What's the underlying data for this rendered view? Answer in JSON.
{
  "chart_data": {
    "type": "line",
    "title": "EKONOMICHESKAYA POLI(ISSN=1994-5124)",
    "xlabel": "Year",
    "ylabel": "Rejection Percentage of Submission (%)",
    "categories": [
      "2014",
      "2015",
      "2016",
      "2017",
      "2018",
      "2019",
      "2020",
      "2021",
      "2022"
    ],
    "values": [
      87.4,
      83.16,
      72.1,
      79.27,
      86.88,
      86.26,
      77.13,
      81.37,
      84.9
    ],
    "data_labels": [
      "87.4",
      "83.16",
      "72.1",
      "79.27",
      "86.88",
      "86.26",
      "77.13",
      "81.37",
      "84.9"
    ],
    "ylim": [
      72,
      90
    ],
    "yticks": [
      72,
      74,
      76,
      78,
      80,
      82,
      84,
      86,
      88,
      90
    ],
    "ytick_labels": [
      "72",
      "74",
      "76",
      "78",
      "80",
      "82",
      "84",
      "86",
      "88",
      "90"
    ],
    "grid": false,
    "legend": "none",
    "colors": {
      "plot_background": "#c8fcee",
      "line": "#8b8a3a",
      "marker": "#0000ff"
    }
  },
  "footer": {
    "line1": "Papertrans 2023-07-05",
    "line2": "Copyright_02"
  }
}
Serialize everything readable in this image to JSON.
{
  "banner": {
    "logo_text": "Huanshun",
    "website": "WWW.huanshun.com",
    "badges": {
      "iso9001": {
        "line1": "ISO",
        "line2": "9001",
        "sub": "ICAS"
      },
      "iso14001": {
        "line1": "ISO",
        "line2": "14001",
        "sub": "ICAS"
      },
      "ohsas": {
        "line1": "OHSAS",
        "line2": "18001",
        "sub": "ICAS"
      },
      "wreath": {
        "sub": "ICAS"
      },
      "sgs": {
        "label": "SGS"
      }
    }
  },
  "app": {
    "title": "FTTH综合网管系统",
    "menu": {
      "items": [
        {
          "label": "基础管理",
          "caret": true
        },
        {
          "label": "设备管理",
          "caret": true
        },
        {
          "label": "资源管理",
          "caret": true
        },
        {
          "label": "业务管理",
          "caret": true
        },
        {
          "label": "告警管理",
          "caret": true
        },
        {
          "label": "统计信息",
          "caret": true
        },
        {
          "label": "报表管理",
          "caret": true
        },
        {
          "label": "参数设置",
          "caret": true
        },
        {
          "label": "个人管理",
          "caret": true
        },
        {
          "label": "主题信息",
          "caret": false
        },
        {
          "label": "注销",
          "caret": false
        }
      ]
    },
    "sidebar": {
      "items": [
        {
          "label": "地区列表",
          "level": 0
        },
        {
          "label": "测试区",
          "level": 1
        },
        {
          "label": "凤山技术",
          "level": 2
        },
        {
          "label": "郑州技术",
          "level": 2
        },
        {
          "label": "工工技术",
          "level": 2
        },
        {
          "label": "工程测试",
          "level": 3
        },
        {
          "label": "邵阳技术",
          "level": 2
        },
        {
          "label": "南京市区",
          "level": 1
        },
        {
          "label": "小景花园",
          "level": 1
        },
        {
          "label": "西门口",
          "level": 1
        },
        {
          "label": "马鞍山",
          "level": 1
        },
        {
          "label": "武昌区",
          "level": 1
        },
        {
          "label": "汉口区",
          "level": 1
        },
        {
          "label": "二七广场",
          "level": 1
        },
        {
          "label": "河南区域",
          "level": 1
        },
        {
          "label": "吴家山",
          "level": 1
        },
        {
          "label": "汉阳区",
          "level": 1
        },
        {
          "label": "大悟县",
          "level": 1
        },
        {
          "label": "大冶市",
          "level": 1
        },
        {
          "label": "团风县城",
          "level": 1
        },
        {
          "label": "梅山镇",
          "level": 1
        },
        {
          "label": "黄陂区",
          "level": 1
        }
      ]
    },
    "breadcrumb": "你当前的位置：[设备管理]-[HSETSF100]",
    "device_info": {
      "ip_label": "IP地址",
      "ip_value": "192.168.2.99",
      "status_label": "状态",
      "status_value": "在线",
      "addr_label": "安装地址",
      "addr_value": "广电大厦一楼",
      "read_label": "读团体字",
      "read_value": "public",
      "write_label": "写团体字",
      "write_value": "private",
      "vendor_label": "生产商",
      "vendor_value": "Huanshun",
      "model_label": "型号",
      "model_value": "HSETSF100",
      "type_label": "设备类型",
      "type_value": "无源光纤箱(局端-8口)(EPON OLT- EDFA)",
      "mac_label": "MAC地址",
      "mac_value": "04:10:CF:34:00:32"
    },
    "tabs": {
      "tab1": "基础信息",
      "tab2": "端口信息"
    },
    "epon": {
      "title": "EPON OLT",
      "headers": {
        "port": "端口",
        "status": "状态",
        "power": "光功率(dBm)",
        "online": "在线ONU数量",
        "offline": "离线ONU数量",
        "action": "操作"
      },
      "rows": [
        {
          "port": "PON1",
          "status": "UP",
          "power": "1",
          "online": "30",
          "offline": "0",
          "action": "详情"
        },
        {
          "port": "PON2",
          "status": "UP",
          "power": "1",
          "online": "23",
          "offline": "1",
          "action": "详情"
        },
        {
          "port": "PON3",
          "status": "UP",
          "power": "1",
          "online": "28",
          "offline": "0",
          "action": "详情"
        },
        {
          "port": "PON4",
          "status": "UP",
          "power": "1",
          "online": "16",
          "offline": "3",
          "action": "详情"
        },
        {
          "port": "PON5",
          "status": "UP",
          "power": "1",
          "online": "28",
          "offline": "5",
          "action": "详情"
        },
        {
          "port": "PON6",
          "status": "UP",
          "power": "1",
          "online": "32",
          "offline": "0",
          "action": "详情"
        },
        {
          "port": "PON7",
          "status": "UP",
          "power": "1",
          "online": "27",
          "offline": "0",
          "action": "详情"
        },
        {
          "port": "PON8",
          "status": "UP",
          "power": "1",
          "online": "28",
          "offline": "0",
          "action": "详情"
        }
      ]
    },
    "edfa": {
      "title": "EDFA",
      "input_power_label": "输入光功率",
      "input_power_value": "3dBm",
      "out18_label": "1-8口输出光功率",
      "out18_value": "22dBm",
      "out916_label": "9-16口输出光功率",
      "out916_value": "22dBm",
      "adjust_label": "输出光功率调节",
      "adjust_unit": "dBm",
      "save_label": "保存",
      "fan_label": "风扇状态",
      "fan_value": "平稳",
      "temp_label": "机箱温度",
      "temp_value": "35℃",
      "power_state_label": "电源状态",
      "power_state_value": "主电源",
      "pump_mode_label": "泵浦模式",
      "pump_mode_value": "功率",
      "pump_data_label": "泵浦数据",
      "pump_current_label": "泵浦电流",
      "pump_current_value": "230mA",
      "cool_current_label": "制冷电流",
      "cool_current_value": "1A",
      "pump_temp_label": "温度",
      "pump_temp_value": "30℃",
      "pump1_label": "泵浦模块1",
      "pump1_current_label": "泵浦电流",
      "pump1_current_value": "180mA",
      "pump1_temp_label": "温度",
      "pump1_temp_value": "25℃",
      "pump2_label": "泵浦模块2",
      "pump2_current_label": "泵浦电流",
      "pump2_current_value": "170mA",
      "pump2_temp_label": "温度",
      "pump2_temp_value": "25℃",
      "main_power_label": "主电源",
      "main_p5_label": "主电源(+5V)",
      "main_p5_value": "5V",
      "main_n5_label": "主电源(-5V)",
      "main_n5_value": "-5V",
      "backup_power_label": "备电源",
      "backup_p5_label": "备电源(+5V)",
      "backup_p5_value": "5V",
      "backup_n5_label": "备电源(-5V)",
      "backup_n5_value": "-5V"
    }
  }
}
• • • • •
* **TO BE DONE**
Give all the entries again exactly; leave none out.

* **EXERCISE RESULT**
What's the underlying data for this rendered view? Answer in JSON.
{
  "chart_data": {
    "type": "line",
    "title": "EKONOMICHESKAYA POLI(ISSN=1994-5124)",
    "xlabel": "Year",
    "ylabel": "Rejection Percentage of Submission (%)",
    "categories": [
      "2014",
      "2015",
      "2016",
      "2017",
      "2018",
      "2019",
      "2020",
      "2021",
      "2022"
    ],
    "values": [
      87.4,
      83.16,
      72.1,
      79.27,
      86.88,
      86.26,
      77.13,
      81.37,
      84.9
    ],
    "data_labels": [
      "87.4",
      "83.16",
      "72.1",
      "79.27",
      "86.88",
      "86.26",
      "77.13",
      "81.37",
      "84.9"
    ],
    "ylim": [
      72,
      90
    ],
    "yticks": [
      72,
      74,
      76,
      78,
      80,
      82,
      84,
      86,
      88,
      90
    ],
    "ytick_labels": [
      "72",
      "74",
      "76",
      "78",
      "80",
      "82",
      "84",
      "86",
      "88",
      "90"
    ],
    "grid": false,
    "legend": "none",
    "colors": {
      "plot_background": "#c8fcee",
      "line": "#8b8a3a",
      "marker": "#0000ff"
    }
  },
  "footer": {
    "line1": "Papertrans 2023-07-05",
    "line2": "Copyright_02"
  }
}
Serialize everything readable in this image to JSON.
{
  "banner": {
    "logo_text": "Huanshun",
    "website": "WWW.huanshun.com",
    "badges": {
      "iso9001": {
        "line1": "ISO",
        "line2": "9001",
        "sub": "ICAS"
      },
      "iso14001": {
        "line1": "ISO",
        "line2": "14001",
        "sub": "ICAS"
      },
      "ohsas": {
        "line1": "OHSAS",
        "line2": "18001",
        "sub": "ICAS"
      },
      "wreath": {
        "sub": "ICAS"
      },
      "sgs": {
        "label": "SGS"
      }
    }
  },
  "app": {
    "title": "FTTH综合网管系统",
    "menu": {
      "items": [
        {
          "label": "基础管理",
          "caret": true
        },
        {
          "label": "设备管理",
          "caret": true
        },
        {
          "label": "资源管理",
          "caret": true
        },
        {
          "label": "业务管理",
          "caret": true
        },
        {
          "label": "告警管理",
          "caret": true
        },
        {
          "label": "统计信息",
          "caret": true
        },
        {
          "label": "报表管理",
          "caret": true
        },
        {
          "label": "参数设置",
          "caret": true
        },
        {
          "label": "个人管理",
          "caret": true
        },
        {
          "label": "主题信息",
          "caret": false
        },
        {
          "label": "注销",
          "caret": false
        }
      ]
    },
    "sidebar": {
      "items": [
        {
          "label": "地区列表",
          "level": 0
        },
        {
          "label": "测试区",
          "level": 1
        },
        {
          "label": "凤山技术",
          "level": 2
        },
        {
          "label": "郑州技术",
          "level": 2
        },
        {
          "label": "工工技术",
          "level": 2
        },
        {
          "label": "工程测试",
          "level": 3
        },
        {
          "label": "邵阳技术",
          "level": 2
        },
        {
          "label": "南京市区",
          "level": 1
        },
        {
          "label": "小景花园",
          "level": 1
        },
        {
          "label": "西门口",
          "level": 1
        },
        {
          "label": "马鞍山",
          "level": 1
        },
        {
          "label": "武昌区",
          "level": 1
        },
        {
          "label": "汉口区",
          "level": 1
        },
        {
          "label": "二七广场",
          "level": 1
        },
        {
          "label": "河南区域",
          "level": 1
        },
        {
          "label": "吴家山",
          "level": 1
        },
        {
          "label": "汉阳区",
          "level": 1
        },
        {
          "label": "大悟县",
          "level": 1
        },
        {
          "label": "大冶市",
          "level": 1
        },
        {
          "label": "团风县城",
          "level": 1
        },
        {
          "label": "梅山镇",
          "level": 1
        },
        {
          "label": "黄陂区",
          "level": 1
        }
      ]
    },
    "breadcrumb": "你当前的位置：[设备管理]-[HSETSF100]",
    "device_info": {
      "ip_label": "IP地址",
      "ip_value": "192.168.2.99",
      "status_label": "状态",
      "status_value": "在线",
      "addr_label": "安装地址",
      "addr_value": "广电大厦一楼",
      "read_label": "读团体字",
      "read_value": "public",
      "write_label": "写团体字",
      "write_value": "private",
      "vendor_label": "生产商",
      "vendor_value": "Huanshun",
      "model_label": "型号",
      "model_value": "HSETSF100",
      "type_label": "设备类型",
      "type_value": "无源光纤箱(局端-8口)(EPON OLT- EDFA)",
      "mac_label": "MAC地址",
      "mac_value": "04:10:CF:34:00:32"
    },
    "tabs": {
      "tab1": "基础信息",
      "tab2": "端口信息"
    },
    "epon": {
      "title": "EPON OLT",
      "headers": {
        "port": "端口",
        "status": "状态",
        "power": "光功率(dBm)",
        "online": "在线ONU数量",
        "offline": "离线ONU数量",
        "action": "操作"
      },
      "rows": [
        {
          "port": "PON1",
          "status": "UP",
          "power": "1",
          "online": "30",
          "offline": "0",
          "action": "详情"
        },
        {
          "port": "PON2",
          "status": "UP",
          "power": "1",
          "online": "23",
          "offline": "1",
          "action": "详情"
        },
        {
          "port": "PON3",
          "status": "UP",
          "power": "1",
          "online": "28",
          "offline": "0",
          "action": "详情"
        },
        {
          "port": "PON4",
          "status": "UP",
          "power": "1",
          "online": "16",
          "offline": "3",
          "action": "详情"
        },
        {
          "port": "PON5",
          "status": "UP",
          "power": "1",
          "online": "28",
          "offline": "5",
          "action": "详情"
        },
        {
          "port": "PON6",
          "status": "UP",
          "power": "1",
          "online": "32",
          "offline": "0",
          "action": "详情"
        },
        {
          "port": "PON7",
          "status": "UP",
          "power": "1",
          "online": "27",
          "offline": "0",
          "action": "详情"
        },
        {
          "port": "PON8",
          "status": "UP",
          "power": "1",
          "online": "28",
          "offline": "0",
          "action": "详情"
        }
      ]
    },
    "edfa": {
      "title": "EDFA",
      "input_power_label": "输入光功率",
      "input_power_value": "3dBm",
      "out18_label": "1-8口输出光功率",
      "out18_value": "22dBm",
      "out916_label": "9-16口输出光功率",
      "out916_value": "22dBm",
      "adjust_label": "输出光功率调节",
      "adjust_unit": "dBm",
      "save_label": "保存",
      "fan_label": "风扇状态",
      "fan_value": "平稳",
      "temp_label": "机箱温度",
      "temp_value": "35℃",
      "power_state_label": "电源状态",
      "power_state_value": "主电源",
      "pump_mode_label": "泵浦模式",
      "pump_mode_value": "功率",
      "pump_data_label": "泵浦数据",
      "pump_current_label": "泵浦电流",
      "pump_current_value": "230mA",
      "cool_current_label": "制冷电流",
      "cool_current_value": "1A",
      "pump_temp_label": "温度",
      "pump_temp_value": "30℃",
      "pump1_label": "泵浦模块1",
      "pump1_current_label": "泵浦电流",
      "pump1_current_value": "180mA",
      "pump1_temp_label": "温度",
      "pump1_temp_value": "25℃",
      "pump2_label": "泵浦模块2",
      "pump2_current_label": "泵浦电流",
      "pump2_current_value": "170mA",
      "pump2_temp_label": "温度",
      "pump2_temp_value": "25℃",
      "main_power_label": "主电源",
      "main_p5_label": "主电源(+5V)",
      "main_p5_value": "5V",
      "main_n5_label": "主电源(-5V)",
      "main_n5_value": "-5V",
      "backup_power_label": "备电源",
      "backup_p5_label": "备电源(+5V)",
      "backup_p5_value": "5V",
      "backup_n5_label": "备电源(-5V)",
      "backup_n5_value": "-5V"
    }
  }
}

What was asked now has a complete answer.